begin TASK MATERIAL

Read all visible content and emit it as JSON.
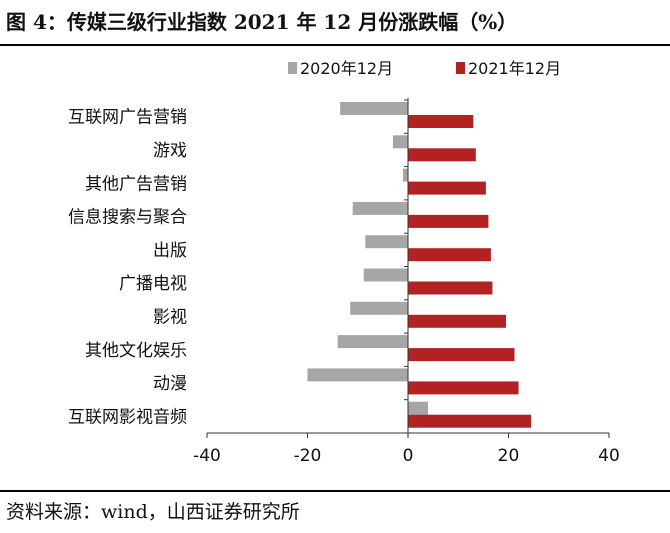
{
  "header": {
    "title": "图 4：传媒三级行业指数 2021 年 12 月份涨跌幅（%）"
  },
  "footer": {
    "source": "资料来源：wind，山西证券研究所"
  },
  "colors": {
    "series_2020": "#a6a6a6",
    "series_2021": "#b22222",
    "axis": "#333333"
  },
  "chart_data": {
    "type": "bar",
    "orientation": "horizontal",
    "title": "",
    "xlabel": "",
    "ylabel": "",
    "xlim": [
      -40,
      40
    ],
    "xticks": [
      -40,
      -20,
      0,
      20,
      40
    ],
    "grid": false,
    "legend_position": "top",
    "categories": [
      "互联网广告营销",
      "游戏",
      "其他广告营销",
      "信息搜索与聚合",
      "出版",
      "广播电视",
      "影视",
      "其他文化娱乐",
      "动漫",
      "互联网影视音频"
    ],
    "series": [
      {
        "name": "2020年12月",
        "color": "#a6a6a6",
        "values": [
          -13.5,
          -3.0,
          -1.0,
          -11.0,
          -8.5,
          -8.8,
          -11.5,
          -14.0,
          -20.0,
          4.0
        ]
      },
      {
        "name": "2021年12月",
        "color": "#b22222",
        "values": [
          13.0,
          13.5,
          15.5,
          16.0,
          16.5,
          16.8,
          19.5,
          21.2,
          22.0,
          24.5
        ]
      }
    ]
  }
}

end TASK MATERIAL

■ DESCRIPTION OF THE TASK: Extract every line above containing the word "title".

■ WORKED ANSWER:
    "title": "图 4：传媒三级行业指数 2021 年 12 月份涨跌幅（%）"
    "title": "",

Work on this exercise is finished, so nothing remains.